→ **EXERCISE INPUTS**

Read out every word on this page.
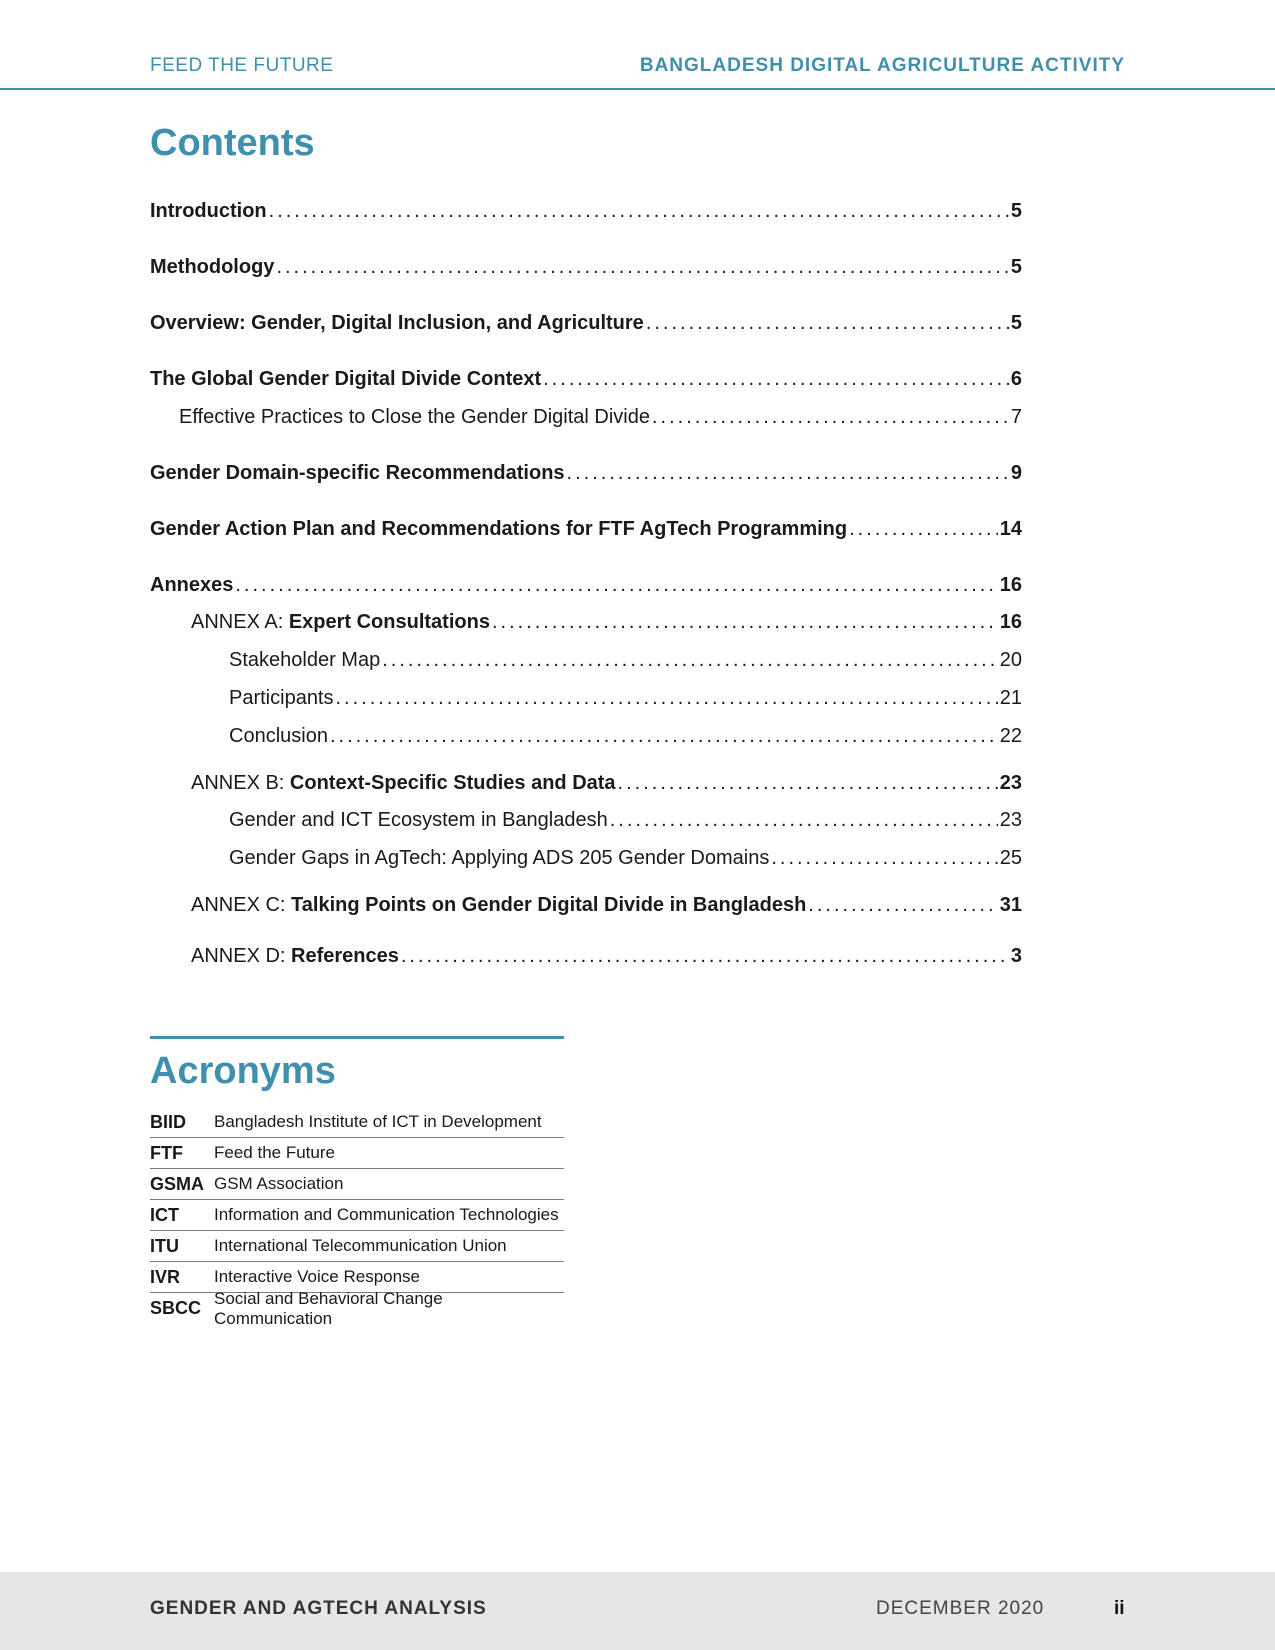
FEED THE FUTURE	BANGLADESH DIGITAL AGRICULTURE ACTIVITY
Contents
Introduction .....	5
Methodology .....	5
Overview: Gender, Digital Inclusion, and Agriculture .....	5
The Global Gender Digital Divide Context .....	6
Effective Practices to Close the Gender Digital Divide .....	7
Gender Domain-specific Recommendations .....	9
Gender Action Plan and Recommendations for FTF AgTech Programming .....	14
Annexes .....	16
ANNEX A: Expert Consultations .....	16
Stakeholder Map .....	20
Participants .....	21
Conclusion .....	22
ANNEX B: Context-Specific Studies and Data .....	23
Gender and ICT Ecosystem in Bangladesh .....	23
Gender Gaps in AgTech: Applying ADS 205 Gender Domains .....	25
ANNEX C: Talking Points on Gender Digital Divide in Bangladesh .....	31
ANNEX D: References .....	3
Acronyms
BIID	Bangladesh Institute of ICT in Development
FTF	Feed the Future
GSMA GSM Association
ICT	Information and Communication Technologies
ITU	International Telecommunication Union
IVR	Interactive Voice Response
SBCC Social and Behavioral Change Communication
GENDER AND AGTECH ANALYSIS	DECEMBER 2020	ii
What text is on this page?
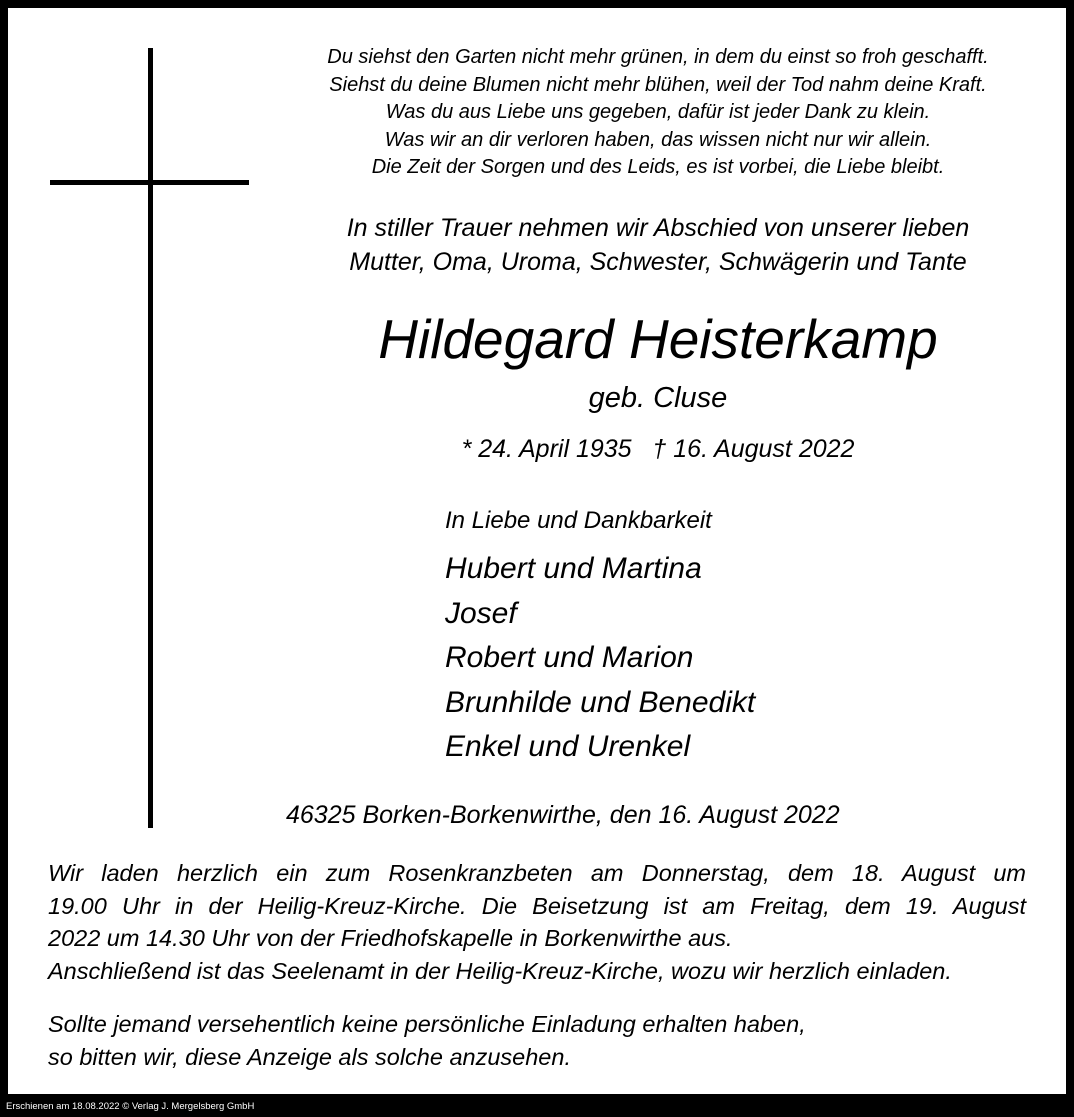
Du siehst den Garten nicht mehr grünen, in dem du einst so froh geschafft.
Siehst du deine Blumen nicht mehr blühen, weil der Tod nahm deine Kraft.
Was du aus Liebe uns gegeben, dafür ist jeder Dank zu klein.
Was wir an dir verloren haben, das wissen nicht nur wir allein.
Die Zeit der Sorgen und des Leids, es ist vorbei, die Liebe bleibt.
In stiller Trauer nehmen wir Abschied von unserer lieben
Mutter, Oma, Uroma, Schwester, Schwägerin und Tante
Hildegard Heisterkamp
geb. Cluse
* 24. April 1935   † 16. August 2022
In Liebe und Dankbarkeit
Hubert und Martina
Josef
Robert und Marion
Brunhilde und Benedikt
Enkel und Urenkel
46325 Borken-Borkenwirthe, den 16. August 2022
Wir laden herzlich ein zum Rosenkranzbeten am Donnerstag, dem 18. August um
19.00 Uhr in der Heilig-Kreuz-Kirche. Die Beisetzung ist am Freitag, dem 19. August
2022 um 14.30 Uhr von der Friedhofskapelle in Borkenwirthe aus.
Anschließend ist das Seelenamt in der Heilig-Kreuz-Kirche, wozu wir herzlich einladen.
Sollte jemand versehentlich keine persönliche Einladung erhalten haben,
so bitten wir, diese Anzeige als solche anzusehen.
Erschienen am 18.08.2022 © Verlag J. Mergelsberg GmbH
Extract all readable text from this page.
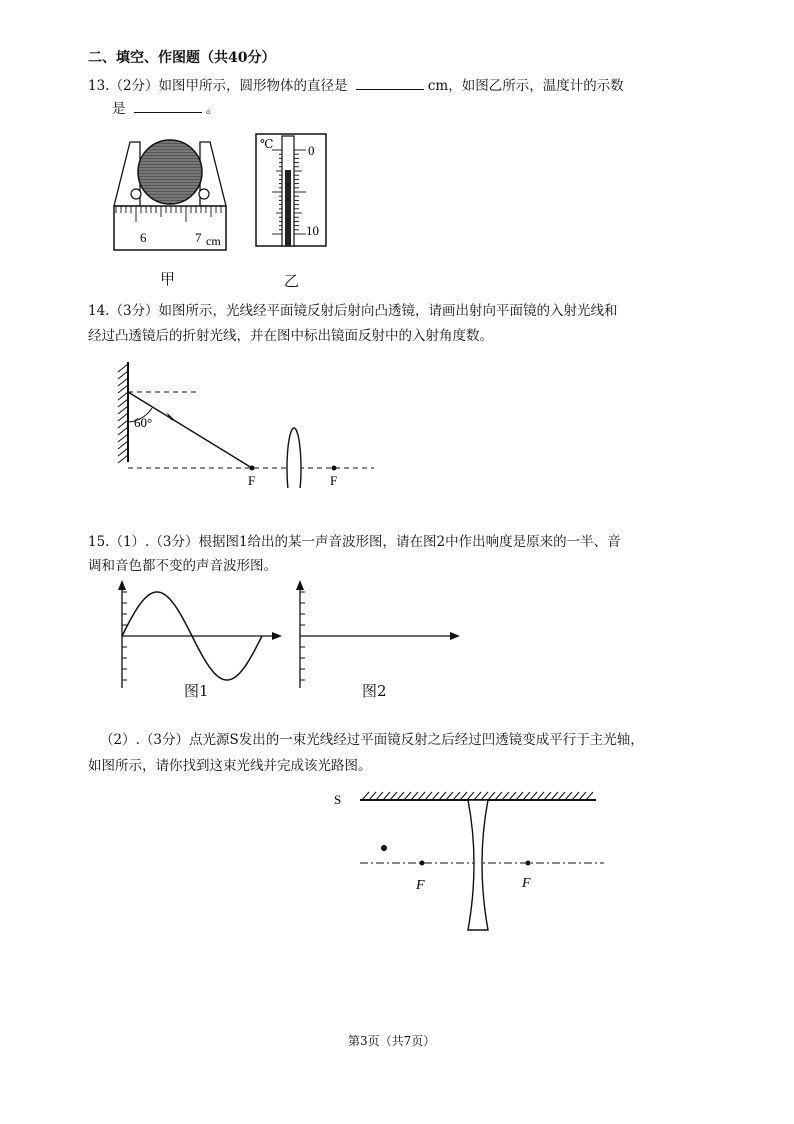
二、填空、作图题（共40分）
13.（2分）如图甲所示，圆形物体的直径是	cm，如图乙所示，温度计的示数
是	。
6	7 cm
甲
℃	0
10
乙
14.（3分）如图所示，光线经平面镜反射后射向凸透镜，请画出射向平面镜的入射光线和
经过凸透镜后的折射光线，并在图中标出镜面反射中的入射角度数。
60°
F	F
15.（1）.（3分）根据图1给出的某一声音波形图，请在图2中作出响度是原来的一半、音
调和音色都不变的声音波形图。
图1	图2
（2）.（3分）点光源S发出的一束光线经过平面镜反射之后经过凹透镜变成平行于主光轴，
如图所示，请你找到这束光线并完成该光路图。
S
F	F
第3页（共7页）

→ **SET PROBLEM**
Output nothing but the lines from the line with "What text is on this page?" through the last line of the material above, please, word for word and without the pictures.

→ **SOLVED EXERCISE**
What text is on this page?
Du siehst den Garten nicht mehr grünen, in dem du einst so froh geschafft.
Siehst du deine Blumen nicht mehr blühen, weil der Tod nahm deine Kraft.
Was du aus Liebe uns gegeben, dafür ist jeder Dank zu klein.
Was wir an dir verloren haben, das wissen nicht nur wir allein.
Die Zeit der Sorgen und des Leids, es ist vorbei, die Liebe bleibt.
In stiller Trauer nehmen wir Abschied von unserer lieben
Mutter, Oma, Uroma, Schwester, Schwägerin und Tante
Hildegard Heisterkamp
geb. Cluse
* 24. April 1935   † 16. August 2022
In Liebe und Dankbarkeit
Hubert und Martina
Josef
Robert und Marion
Brunhilde und Benedikt
Enkel und Urenkel
46325 Borken-Borkenwirthe, den 16. August 2022
Wir laden herzlich ein zum Rosenkranzbeten am Donnerstag, dem 18. August um
19.00 Uhr in der Heilig-Kreuz-Kirche. Die Beisetzung ist am Freitag, dem 19. August
2022 um 14.30 Uhr von der Friedhofskapelle in Borkenwirthe aus.
Anschließend ist das Seelenamt in der Heilig-Kreuz-Kirche, wozu wir herzlich einladen.
Sollte jemand versehentlich keine persönliche Einladung erhalten haben,
so bitten wir, diese Anzeige als solche anzusehen.
Erschienen am 18.08.2022 © Verlag J. Mergelsberg GmbH
Extract all readable text from this page.
二、填空、作图题（共40分）
13.（2分）如图甲所示，圆形物体的直径是	cm，如图乙所示，温度计的示数
是	。
6	7 cm
甲
℃	0
10
乙
14.（3分）如图所示，光线经平面镜反射后射向凸透镜，请画出射向平面镜的入射光线和
经过凸透镜后的折射光线，并在图中标出镜面反射中的入射角度数。
60°
F	F
15.（1）.（3分）根据图1给出的某一声音波形图，请在图2中作出响度是原来的一半、音
调和音色都不变的声音波形图。
图1	图2
（2）.（3分）点光源S发出的一束光线经过平面镜反射之后经过凹透镜变成平行于主光轴，
如图所示，请你找到这束光线并完成该光路图。
S
F	F
第3页（共7页）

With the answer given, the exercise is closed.